Dataset listings of figures
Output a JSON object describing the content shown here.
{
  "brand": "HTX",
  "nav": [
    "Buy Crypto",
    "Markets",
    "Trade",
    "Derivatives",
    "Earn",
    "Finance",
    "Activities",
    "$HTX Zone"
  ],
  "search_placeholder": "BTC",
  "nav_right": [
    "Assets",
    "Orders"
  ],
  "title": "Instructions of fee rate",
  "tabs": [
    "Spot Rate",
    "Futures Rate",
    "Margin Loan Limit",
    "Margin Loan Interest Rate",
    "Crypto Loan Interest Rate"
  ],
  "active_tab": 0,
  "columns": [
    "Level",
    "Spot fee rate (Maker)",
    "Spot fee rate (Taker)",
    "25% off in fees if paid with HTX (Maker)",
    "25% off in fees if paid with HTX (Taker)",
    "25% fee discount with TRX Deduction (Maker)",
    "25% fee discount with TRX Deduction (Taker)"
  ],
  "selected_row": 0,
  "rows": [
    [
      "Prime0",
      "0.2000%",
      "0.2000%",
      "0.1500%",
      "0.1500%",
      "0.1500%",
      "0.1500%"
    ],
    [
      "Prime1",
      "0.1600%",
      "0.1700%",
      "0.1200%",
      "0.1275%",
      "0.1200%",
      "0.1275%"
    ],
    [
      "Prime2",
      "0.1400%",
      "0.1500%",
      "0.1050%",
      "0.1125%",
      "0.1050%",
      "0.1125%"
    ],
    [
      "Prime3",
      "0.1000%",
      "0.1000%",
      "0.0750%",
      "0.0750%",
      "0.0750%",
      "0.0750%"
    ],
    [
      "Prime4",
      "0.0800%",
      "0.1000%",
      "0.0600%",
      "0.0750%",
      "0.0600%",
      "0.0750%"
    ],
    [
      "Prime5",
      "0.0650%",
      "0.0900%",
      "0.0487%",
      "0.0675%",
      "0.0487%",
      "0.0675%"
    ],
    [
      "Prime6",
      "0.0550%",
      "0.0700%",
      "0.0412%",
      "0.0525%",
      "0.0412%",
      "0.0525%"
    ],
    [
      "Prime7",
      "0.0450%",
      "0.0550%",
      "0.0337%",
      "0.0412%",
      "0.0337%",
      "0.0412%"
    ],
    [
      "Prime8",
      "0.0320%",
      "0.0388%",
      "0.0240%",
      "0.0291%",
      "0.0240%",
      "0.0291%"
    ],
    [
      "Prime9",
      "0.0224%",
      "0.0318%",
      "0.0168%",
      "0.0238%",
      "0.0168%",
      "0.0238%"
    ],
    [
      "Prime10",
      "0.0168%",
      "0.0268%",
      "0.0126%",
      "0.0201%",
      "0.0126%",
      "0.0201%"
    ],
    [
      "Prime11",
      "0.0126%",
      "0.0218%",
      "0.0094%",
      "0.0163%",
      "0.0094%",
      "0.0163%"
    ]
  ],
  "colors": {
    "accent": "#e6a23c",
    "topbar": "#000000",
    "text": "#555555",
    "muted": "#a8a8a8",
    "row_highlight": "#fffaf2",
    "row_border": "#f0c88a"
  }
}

■ GIVEN PROBLEM: Search the records for the string "Deduction" and return every line in which it occurs.

■ THE REPLY:
    "25% fee discount with TRX Deduction (Maker)",
    "25% fee discount with TRX Deduction (Taker)"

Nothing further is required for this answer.